> _Your goal_
Set down each record below precisely, skipping the pictures.

Begin Material for this exercise

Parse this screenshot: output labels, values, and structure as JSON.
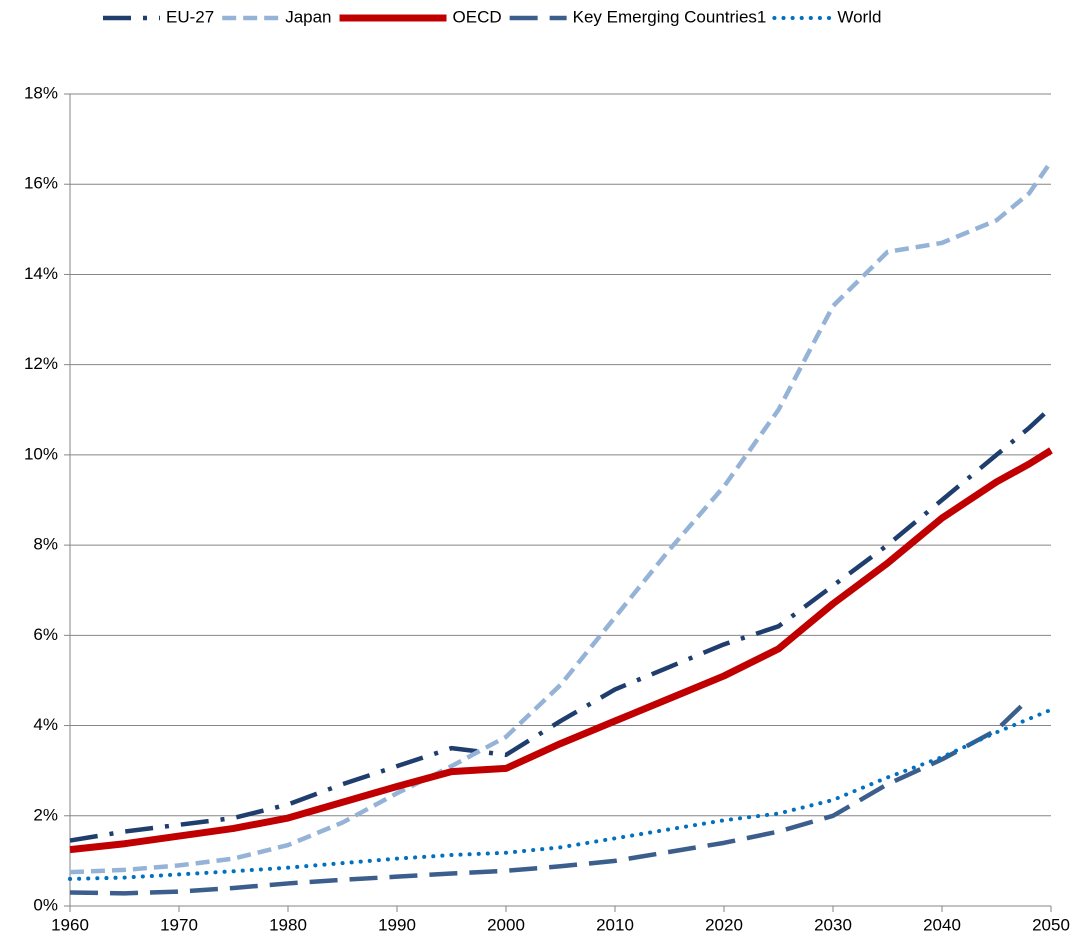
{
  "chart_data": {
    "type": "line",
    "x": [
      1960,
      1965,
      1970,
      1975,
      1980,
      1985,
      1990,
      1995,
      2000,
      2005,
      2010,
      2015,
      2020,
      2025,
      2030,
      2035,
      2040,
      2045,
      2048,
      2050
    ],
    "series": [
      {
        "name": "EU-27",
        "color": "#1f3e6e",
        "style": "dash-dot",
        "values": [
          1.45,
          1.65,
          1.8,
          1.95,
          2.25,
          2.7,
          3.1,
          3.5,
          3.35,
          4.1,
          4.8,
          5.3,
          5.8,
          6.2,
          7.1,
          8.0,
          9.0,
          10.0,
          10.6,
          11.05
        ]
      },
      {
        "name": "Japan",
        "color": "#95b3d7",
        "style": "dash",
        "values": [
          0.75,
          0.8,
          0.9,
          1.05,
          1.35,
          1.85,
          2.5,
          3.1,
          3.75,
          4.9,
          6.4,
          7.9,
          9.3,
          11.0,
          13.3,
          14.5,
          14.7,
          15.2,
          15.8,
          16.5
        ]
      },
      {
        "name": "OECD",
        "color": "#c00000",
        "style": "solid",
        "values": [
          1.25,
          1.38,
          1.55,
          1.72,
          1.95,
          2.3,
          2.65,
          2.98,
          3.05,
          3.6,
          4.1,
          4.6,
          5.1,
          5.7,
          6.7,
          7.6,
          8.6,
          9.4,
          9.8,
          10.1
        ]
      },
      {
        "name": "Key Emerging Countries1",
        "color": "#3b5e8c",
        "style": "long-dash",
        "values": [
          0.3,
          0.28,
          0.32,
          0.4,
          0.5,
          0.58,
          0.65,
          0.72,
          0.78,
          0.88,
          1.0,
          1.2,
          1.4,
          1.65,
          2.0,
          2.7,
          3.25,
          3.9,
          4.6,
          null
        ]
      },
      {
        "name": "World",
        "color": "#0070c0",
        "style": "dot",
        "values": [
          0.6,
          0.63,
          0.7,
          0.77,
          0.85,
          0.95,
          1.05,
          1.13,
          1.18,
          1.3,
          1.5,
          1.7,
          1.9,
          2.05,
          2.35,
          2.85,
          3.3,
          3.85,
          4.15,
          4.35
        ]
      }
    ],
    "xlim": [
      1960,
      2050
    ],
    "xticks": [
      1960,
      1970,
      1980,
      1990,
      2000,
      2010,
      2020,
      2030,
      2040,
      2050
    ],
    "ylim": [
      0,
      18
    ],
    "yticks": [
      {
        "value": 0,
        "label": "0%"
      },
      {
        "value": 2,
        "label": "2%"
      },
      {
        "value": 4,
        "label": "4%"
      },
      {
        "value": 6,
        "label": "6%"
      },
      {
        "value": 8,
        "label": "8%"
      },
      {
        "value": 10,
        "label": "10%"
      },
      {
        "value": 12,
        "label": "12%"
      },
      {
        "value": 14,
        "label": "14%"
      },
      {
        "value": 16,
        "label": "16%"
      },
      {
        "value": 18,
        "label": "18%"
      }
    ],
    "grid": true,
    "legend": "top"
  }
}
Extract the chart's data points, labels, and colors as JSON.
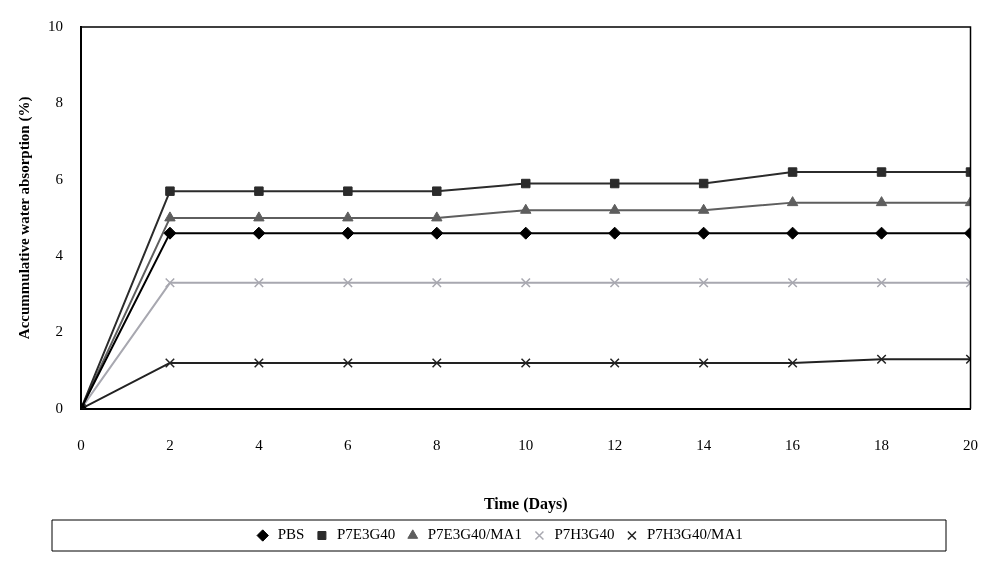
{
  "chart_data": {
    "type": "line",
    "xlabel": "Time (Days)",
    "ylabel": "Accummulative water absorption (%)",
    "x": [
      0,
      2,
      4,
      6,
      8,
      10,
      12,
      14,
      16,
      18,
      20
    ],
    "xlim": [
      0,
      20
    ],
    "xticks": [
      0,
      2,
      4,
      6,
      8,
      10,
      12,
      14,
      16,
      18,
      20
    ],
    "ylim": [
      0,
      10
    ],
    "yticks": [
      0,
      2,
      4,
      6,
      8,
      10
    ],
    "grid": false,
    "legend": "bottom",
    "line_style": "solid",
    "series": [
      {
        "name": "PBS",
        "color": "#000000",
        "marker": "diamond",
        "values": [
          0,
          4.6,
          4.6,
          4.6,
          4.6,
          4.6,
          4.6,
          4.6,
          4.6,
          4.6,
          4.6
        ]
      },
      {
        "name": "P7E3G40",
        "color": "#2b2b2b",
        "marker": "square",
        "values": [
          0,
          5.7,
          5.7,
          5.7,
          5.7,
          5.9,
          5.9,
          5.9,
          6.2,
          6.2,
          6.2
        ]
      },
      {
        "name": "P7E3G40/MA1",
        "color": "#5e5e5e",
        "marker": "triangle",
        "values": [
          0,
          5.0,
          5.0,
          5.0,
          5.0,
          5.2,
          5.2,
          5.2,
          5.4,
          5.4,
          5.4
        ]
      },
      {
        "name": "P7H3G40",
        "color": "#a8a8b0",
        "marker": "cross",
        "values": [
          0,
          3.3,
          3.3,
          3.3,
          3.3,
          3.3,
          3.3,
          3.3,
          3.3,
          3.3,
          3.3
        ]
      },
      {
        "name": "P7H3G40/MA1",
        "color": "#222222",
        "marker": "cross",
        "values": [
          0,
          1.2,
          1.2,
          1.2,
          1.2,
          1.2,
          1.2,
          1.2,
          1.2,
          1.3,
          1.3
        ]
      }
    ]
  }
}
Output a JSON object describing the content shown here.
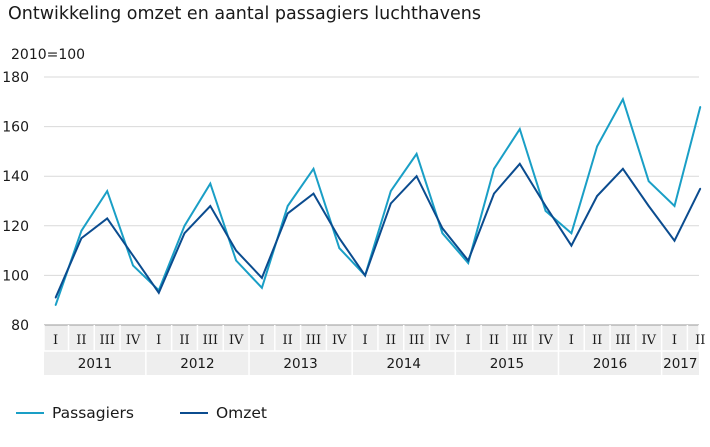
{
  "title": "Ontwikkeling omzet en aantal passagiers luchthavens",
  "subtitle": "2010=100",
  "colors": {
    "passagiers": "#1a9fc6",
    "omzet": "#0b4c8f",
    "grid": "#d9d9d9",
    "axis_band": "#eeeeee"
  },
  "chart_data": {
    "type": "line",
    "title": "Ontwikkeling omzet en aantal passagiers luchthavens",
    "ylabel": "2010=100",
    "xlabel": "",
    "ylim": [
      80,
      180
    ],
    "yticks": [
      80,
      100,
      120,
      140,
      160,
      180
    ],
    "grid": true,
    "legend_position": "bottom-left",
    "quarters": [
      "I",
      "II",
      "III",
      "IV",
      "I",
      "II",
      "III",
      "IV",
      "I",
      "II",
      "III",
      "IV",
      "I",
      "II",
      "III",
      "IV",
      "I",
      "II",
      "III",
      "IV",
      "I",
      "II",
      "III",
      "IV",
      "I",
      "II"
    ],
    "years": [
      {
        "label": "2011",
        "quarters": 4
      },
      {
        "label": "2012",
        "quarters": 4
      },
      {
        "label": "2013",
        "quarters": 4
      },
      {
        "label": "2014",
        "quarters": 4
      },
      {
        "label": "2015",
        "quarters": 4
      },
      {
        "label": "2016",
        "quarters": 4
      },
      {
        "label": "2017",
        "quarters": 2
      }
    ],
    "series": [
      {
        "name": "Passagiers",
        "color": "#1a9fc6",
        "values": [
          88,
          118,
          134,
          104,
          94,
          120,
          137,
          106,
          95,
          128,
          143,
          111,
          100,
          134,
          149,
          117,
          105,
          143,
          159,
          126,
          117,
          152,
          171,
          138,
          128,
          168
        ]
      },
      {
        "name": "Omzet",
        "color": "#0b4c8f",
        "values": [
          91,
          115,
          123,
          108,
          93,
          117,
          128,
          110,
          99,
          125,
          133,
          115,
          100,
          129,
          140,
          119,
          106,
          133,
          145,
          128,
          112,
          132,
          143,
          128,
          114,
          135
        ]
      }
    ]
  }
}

End Material for this exercise

> _Answer to the exercise_
Parse this screenshot: output labels, values, and structure as JSON.
{
  "chart_data": {
    "type": "line",
    "x": [
      1960,
      1965,
      1970,
      1975,
      1980,
      1985,
      1990,
      1995,
      2000,
      2005,
      2010,
      2015,
      2020,
      2025,
      2030,
      2035,
      2040,
      2045,
      2048,
      2050
    ],
    "series": [
      {
        "name": "EU-27",
        "color": "#1f3e6e",
        "style": "dash-dot",
        "values": [
          1.45,
          1.65,
          1.8,
          1.95,
          2.25,
          2.7,
          3.1,
          3.5,
          3.35,
          4.1,
          4.8,
          5.3,
          5.8,
          6.2,
          7.1,
          8.0,
          9.0,
          10.0,
          10.6,
          11.05
        ]
      },
      {
        "name": "Japan",
        "color": "#95b3d7",
        "style": "dash",
        "values": [
          0.75,
          0.8,
          0.9,
          1.05,
          1.35,
          1.85,
          2.5,
          3.1,
          3.75,
          4.9,
          6.4,
          7.9,
          9.3,
          11.0,
          13.3,
          14.5,
          14.7,
          15.2,
          15.8,
          16.5
        ]
      },
      {
        "name": "OECD",
        "color": "#c00000",
        "style": "solid",
        "values": [
          1.25,
          1.38,
          1.55,
          1.72,
          1.95,
          2.3,
          2.65,
          2.98,
          3.05,
          3.6,
          4.1,
          4.6,
          5.1,
          5.7,
          6.7,
          7.6,
          8.6,
          9.4,
          9.8,
          10.1
        ]
      },
      {
        "name": "Key Emerging Countries1",
        "color": "#3b5e8c",
        "style": "long-dash",
        "values": [
          0.3,
          0.28,
          0.32,
          0.4,
          0.5,
          0.58,
          0.65,
          0.72,
          0.78,
          0.88,
          1.0,
          1.2,
          1.4,
          1.65,
          2.0,
          2.7,
          3.25,
          3.9,
          4.6,
          null
        ]
      },
      {
        "name": "World",
        "color": "#0070c0",
        "style": "dot",
        "values": [
          0.6,
          0.63,
          0.7,
          0.77,
          0.85,
          0.95,
          1.05,
          1.13,
          1.18,
          1.3,
          1.5,
          1.7,
          1.9,
          2.05,
          2.35,
          2.85,
          3.3,
          3.85,
          4.15,
          4.35
        ]
      }
    ],
    "xlim": [
      1960,
      2050
    ],
    "xticks": [
      1960,
      1970,
      1980,
      1990,
      2000,
      2010,
      2020,
      2030,
      2040,
      2050
    ],
    "ylim": [
      0,
      18
    ],
    "yticks": [
      {
        "value": 0,
        "label": "0%"
      },
      {
        "value": 2,
        "label": "2%"
      },
      {
        "value": 4,
        "label": "4%"
      },
      {
        "value": 6,
        "label": "6%"
      },
      {
        "value": 8,
        "label": "8%"
      },
      {
        "value": 10,
        "label": "10%"
      },
      {
        "value": 12,
        "label": "12%"
      },
      {
        "value": 14,
        "label": "14%"
      },
      {
        "value": 16,
        "label": "16%"
      },
      {
        "value": 18,
        "label": "18%"
      }
    ],
    "grid": true,
    "legend": "top"
  }
}
Extract the chart's data points, labels, and colors as JSON.
{
  "chart_data": {
    "type": "line",
    "xlabel": "Time (Days)",
    "ylabel": "Accummulative water absorption (%)",
    "x": [
      0,
      2,
      4,
      6,
      8,
      10,
      12,
      14,
      16,
      18,
      20
    ],
    "xlim": [
      0,
      20
    ],
    "xticks": [
      0,
      2,
      4,
      6,
      8,
      10,
      12,
      14,
      16,
      18,
      20
    ],
    "ylim": [
      0,
      10
    ],
    "yticks": [
      0,
      2,
      4,
      6,
      8,
      10
    ],
    "grid": false,
    "legend": "bottom",
    "line_style": "solid",
    "series": [
      {
        "name": "PBS",
        "color": "#000000",
        "marker": "diamond",
        "values": [
          0,
          4.6,
          4.6,
          4.6,
          4.6,
          4.6,
          4.6,
          4.6,
          4.6,
          4.6,
          4.6
        ]
      },
      {
        "name": "P7E3G40",
        "color": "#2b2b2b",
        "marker": "square",
        "values": [
          0,
          5.7,
          5.7,
          5.7,
          5.7,
          5.9,
          5.9,
          5.9,
          6.2,
          6.2,
          6.2
        ]
      },
      {
        "name": "P7E3G40/MA1",
        "color": "#5e5e5e",
        "marker": "triangle",
        "values": [
          0,
          5.0,
          5.0,
          5.0,
          5.0,
          5.2,
          5.2,
          5.2,
          5.4,
          5.4,
          5.4
        ]
      },
      {
        "name": "P7H3G40",
        "color": "#a8a8b0",
        "marker": "cross",
        "values": [
          0,
          3.3,
          3.3,
          3.3,
          3.3,
          3.3,
          3.3,
          3.3,
          3.3,
          3.3,
          3.3
        ]
      },
      {
        "name": "P7H3G40/MA1",
        "color": "#222222",
        "marker": "cross",
        "values": [
          0,
          1.2,
          1.2,
          1.2,
          1.2,
          1.2,
          1.2,
          1.2,
          1.2,
          1.3,
          1.3
        ]
      }
    ]
  }
}
Output a JSON object describing the content shown here.
{
  "title": "Ontwikkeling omzet en aantal passagiers luchthavens",
  "subtitle": "2010=100",
  "colors": {
    "passagiers": "#1a9fc6",
    "omzet": "#0b4c8f",
    "grid": "#d9d9d9",
    "axis_band": "#eeeeee"
  },
  "chart_data": {
    "type": "line",
    "title": "Ontwikkeling omzet en aantal passagiers luchthavens",
    "ylabel": "2010=100",
    "xlabel": "",
    "ylim": [
      80,
      180
    ],
    "yticks": [
      80,
      100,
      120,
      140,
      160,
      180
    ],
    "grid": true,
    "legend_position": "bottom-left",
    "quarters": [
      "I",
      "II",
      "III",
      "IV",
      "I",
      "II",
      "III",
      "IV",
      "I",
      "II",
      "III",
      "IV",
      "I",
      "II",
      "III",
      "IV",
      "I",
      "II",
      "III",
      "IV",
      "I",
      "II",
      "III",
      "IV",
      "I",
      "II"
    ],
    "years": [
      {
        "label": "2011",
        "quarters": 4
      },
      {
        "label": "2012",
        "quarters": 4
      },
      {
        "label": "2013",
        "quarters": 4
      },
      {
        "label": "2014",
        "quarters": 4
      },
      {
        "label": "2015",
        "quarters": 4
      },
      {
        "label": "2016",
        "quarters": 4
      },
      {
        "label": "2017",
        "quarters": 2
      }
    ],
    "series": [
      {
        "name": "Passagiers",
        "color": "#1a9fc6",
        "values": [
          88,
          118,
          134,
          104,
          94,
          120,
          137,
          106,
          95,
          128,
          143,
          111,
          100,
          134,
          149,
          117,
          105,
          143,
          159,
          126,
          117,
          152,
          171,
          138,
          128,
          168
        ]
      },
      {
        "name": "Omzet",
        "color": "#0b4c8f",
        "values": [
          91,
          115,
          123,
          108,
          93,
          117,
          128,
          110,
          99,
          125,
          133,
          115,
          100,
          129,
          140,
          119,
          106,
          133,
          145,
          128,
          112,
          132,
          143,
          128,
          114,
          135
        ]
      }
    ]
  }
}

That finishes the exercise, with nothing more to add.